-- Start of Exercise materials --

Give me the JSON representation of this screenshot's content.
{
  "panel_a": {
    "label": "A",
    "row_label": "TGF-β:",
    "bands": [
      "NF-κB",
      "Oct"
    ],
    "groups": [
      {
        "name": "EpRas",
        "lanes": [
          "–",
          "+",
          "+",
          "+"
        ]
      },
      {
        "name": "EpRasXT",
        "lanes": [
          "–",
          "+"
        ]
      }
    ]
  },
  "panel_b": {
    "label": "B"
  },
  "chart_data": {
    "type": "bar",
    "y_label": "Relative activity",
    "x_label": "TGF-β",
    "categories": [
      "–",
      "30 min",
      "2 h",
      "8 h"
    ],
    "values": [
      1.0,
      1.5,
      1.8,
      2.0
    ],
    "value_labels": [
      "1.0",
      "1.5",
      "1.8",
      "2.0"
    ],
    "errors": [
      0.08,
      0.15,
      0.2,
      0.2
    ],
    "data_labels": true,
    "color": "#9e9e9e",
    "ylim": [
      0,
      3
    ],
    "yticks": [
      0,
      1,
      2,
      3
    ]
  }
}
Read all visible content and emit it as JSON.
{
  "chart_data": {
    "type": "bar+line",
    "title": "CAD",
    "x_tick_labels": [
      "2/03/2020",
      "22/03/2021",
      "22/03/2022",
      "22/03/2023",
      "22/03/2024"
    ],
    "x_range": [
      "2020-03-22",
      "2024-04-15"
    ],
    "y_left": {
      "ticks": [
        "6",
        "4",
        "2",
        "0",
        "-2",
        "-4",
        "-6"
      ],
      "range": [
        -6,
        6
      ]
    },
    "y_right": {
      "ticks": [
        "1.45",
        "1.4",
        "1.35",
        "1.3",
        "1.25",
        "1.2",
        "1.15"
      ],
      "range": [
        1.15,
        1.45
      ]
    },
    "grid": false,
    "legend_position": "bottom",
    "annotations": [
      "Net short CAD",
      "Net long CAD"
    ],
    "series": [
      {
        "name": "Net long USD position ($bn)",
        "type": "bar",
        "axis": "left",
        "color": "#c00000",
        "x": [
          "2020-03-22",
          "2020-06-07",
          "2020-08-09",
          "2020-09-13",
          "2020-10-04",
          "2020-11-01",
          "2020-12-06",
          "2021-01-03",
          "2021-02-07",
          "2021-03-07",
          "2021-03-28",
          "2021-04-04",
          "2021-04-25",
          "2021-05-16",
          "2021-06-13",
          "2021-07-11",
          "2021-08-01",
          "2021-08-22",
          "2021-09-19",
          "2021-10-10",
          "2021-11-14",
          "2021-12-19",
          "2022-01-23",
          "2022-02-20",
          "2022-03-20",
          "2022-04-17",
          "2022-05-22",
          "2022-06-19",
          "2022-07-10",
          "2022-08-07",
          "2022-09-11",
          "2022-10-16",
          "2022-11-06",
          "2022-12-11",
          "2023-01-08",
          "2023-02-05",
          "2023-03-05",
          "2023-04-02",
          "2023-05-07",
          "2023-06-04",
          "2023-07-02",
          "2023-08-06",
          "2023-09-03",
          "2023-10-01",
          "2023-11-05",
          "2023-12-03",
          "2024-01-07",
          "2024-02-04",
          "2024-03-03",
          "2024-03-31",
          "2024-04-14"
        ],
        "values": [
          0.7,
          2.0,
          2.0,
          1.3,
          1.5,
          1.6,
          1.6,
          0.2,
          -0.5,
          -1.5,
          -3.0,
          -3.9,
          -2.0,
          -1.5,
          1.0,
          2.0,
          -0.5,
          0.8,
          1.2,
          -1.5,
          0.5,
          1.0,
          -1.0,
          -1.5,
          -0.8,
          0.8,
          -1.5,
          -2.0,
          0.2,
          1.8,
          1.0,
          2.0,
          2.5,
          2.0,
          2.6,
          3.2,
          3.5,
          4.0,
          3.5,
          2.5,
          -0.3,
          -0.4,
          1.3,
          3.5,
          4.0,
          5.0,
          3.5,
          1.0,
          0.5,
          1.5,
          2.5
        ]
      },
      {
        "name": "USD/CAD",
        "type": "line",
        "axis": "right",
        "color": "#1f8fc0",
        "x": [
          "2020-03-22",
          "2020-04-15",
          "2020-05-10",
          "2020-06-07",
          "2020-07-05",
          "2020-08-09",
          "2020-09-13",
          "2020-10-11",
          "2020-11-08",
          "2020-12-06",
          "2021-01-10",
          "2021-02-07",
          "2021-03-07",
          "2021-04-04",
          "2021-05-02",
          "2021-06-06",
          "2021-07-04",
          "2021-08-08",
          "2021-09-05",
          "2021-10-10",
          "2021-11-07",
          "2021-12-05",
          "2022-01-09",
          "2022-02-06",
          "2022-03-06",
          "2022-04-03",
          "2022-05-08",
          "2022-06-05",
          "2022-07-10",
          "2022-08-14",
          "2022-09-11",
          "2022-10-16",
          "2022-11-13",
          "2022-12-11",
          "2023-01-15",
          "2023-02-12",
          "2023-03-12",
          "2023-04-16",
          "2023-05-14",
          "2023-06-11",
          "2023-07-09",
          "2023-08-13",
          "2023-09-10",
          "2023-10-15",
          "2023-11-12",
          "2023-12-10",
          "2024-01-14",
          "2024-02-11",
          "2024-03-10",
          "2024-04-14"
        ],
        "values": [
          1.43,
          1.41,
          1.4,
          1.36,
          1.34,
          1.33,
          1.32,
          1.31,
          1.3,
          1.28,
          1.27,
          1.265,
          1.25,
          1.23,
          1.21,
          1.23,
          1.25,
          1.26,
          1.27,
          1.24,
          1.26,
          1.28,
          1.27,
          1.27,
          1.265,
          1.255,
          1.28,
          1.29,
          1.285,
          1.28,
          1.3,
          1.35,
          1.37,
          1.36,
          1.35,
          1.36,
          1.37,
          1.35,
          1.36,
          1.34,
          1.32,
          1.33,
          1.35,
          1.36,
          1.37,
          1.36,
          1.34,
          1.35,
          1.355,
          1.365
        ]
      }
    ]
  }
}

-- End of Exercise materials --

**Task details:**
Take the entries above and transcribe them exactly.

**Output for this exercise:**
Give me the JSON representation of this screenshot's content.
{
  "panel_a": {
    "label": "A",
    "row_label": "TGF-β:",
    "bands": [
      "NF-κB",
      "Oct"
    ],
    "groups": [
      {
        "name": "EpRas",
        "lanes": [
          "–",
          "+",
          "+",
          "+"
        ]
      },
      {
        "name": "EpRasXT",
        "lanes": [
          "–",
          "+"
        ]
      }
    ]
  },
  "panel_b": {
    "label": "B"
  },
  "chart_data": {
    "type": "bar",
    "y_label": "Relative activity",
    "x_label": "TGF-β",
    "categories": [
      "–",
      "30 min",
      "2 h",
      "8 h"
    ],
    "values": [
      1.0,
      1.5,
      1.8,
      2.0
    ],
    "value_labels": [
      "1.0",
      "1.5",
      "1.8",
      "2.0"
    ],
    "errors": [
      0.08,
      0.15,
      0.2,
      0.2
    ],
    "data_labels": true,
    "color": "#9e9e9e",
    "ylim": [
      0,
      3
    ],
    "yticks": [
      0,
      1,
      2,
      3
    ]
  }
}
Read all visible content and emit it as JSON.
{
  "chart_data": {
    "type": "bar+line",
    "title": "CAD",
    "x_tick_labels": [
      "2/03/2020",
      "22/03/2021",
      "22/03/2022",
      "22/03/2023",
      "22/03/2024"
    ],
    "x_range": [
      "2020-03-22",
      "2024-04-15"
    ],
    "y_left": {
      "ticks": [
        "6",
        "4",
        "2",
        "0",
        "-2",
        "-4",
        "-6"
      ],
      "range": [
        -6,
        6
      ]
    },
    "y_right": {
      "ticks": [
        "1.45",
        "1.4",
        "1.35",
        "1.3",
        "1.25",
        "1.2",
        "1.15"
      ],
      "range": [
        1.15,
        1.45
      ]
    },
    "grid": false,
    "legend_position": "bottom",
    "annotations": [
      "Net short CAD",
      "Net long CAD"
    ],
    "series": [
      {
        "name": "Net long USD position ($bn)",
        "type": "bar",
        "axis": "left",
        "color": "#c00000",
        "x": [
          "2020-03-22",
          "2020-06-07",
          "2020-08-09",
          "2020-09-13",
          "2020-10-04",
          "2020-11-01",
          "2020-12-06",
          "2021-01-03",
          "2021-02-07",
          "2021-03-07",
          "2021-03-28",
          "2021-04-04",
          "2021-04-25",
          "2021-05-16",
          "2021-06-13",
          "2021-07-11",
          "2021-08-01",
          "2021-08-22",
          "2021-09-19",
          "2021-10-10",
          "2021-11-14",
          "2021-12-19",
          "2022-01-23",
          "2022-02-20",
          "2022-03-20",
          "2022-04-17",
          "2022-05-22",
          "2022-06-19",
          "2022-07-10",
          "2022-08-07",
          "2022-09-11",
          "2022-10-16",
          "2022-11-06",
          "2022-12-11",
          "2023-01-08",
          "2023-02-05",
          "2023-03-05",
          "2023-04-02",
          "2023-05-07",
          "2023-06-04",
          "2023-07-02",
          "2023-08-06",
          "2023-09-03",
          "2023-10-01",
          "2023-11-05",
          "2023-12-03",
          "2024-01-07",
          "2024-02-04",
          "2024-03-03",
          "2024-03-31",
          "2024-04-14"
        ],
        "values": [
          0.7,
          2.0,
          2.0,
          1.3,
          1.5,
          1.6,
          1.6,
          0.2,
          -0.5,
          -1.5,
          -3.0,
          -3.9,
          -2.0,
          -1.5,
          1.0,
          2.0,
          -0.5,
          0.8,
          1.2,
          -1.5,
          0.5,
          1.0,
          -1.0,
          -1.5,
          -0.8,
          0.8,
          -1.5,
          -2.0,
          0.2,
          1.8,
          1.0,
          2.0,
          2.5,
          2.0,
          2.6,
          3.2,
          3.5,
          4.0,
          3.5,
          2.5,
          -0.3,
          -0.4,
          1.3,
          3.5,
          4.0,
          5.0,
          3.5,
          1.0,
          0.5,
          1.5,
          2.5
        ]
      },
      {
        "name": "USD/CAD",
        "type": "line",
        "axis": "right",
        "color": "#1f8fc0",
        "x": [
          "2020-03-22",
          "2020-04-15",
          "2020-05-10",
          "2020-06-07",
          "2020-07-05",
          "2020-08-09",
          "2020-09-13",
          "2020-10-11",
          "2020-11-08",
          "2020-12-06",
          "2021-01-10",
          "2021-02-07",
          "2021-03-07",
          "2021-04-04",
          "2021-05-02",
          "2021-06-06",
          "2021-07-04",
          "2021-08-08",
          "2021-09-05",
          "2021-10-10",
          "2021-11-07",
          "2021-12-05",
          "2022-01-09",
          "2022-02-06",
          "2022-03-06",
          "2022-04-03",
          "2022-05-08",
          "2022-06-05",
          "2022-07-10",
          "2022-08-14",
          "2022-09-11",
          "2022-10-16",
          "2022-11-13",
          "2022-12-11",
          "2023-01-15",
          "2023-02-12",
          "2023-03-12",
          "2023-04-16",
          "2023-05-14",
          "2023-06-11",
          "2023-07-09",
          "2023-08-13",
          "2023-09-10",
          "2023-10-15",
          "2023-11-12",
          "2023-12-10",
          "2024-01-14",
          "2024-02-11",
          "2024-03-10",
          "2024-04-14"
        ],
        "values": [
          1.43,
          1.41,
          1.4,
          1.36,
          1.34,
          1.33,
          1.32,
          1.31,
          1.3,
          1.28,
          1.27,
          1.265,
          1.25,
          1.23,
          1.21,
          1.23,
          1.25,
          1.26,
          1.27,
          1.24,
          1.26,
          1.28,
          1.27,
          1.27,
          1.265,
          1.255,
          1.28,
          1.29,
          1.285,
          1.28,
          1.3,
          1.35,
          1.37,
          1.36,
          1.35,
          1.36,
          1.37,
          1.35,
          1.36,
          1.34,
          1.32,
          1.33,
          1.35,
          1.36,
          1.37,
          1.36,
          1.34,
          1.35,
          1.355,
          1.365
        ]
      }
    ]
  }
}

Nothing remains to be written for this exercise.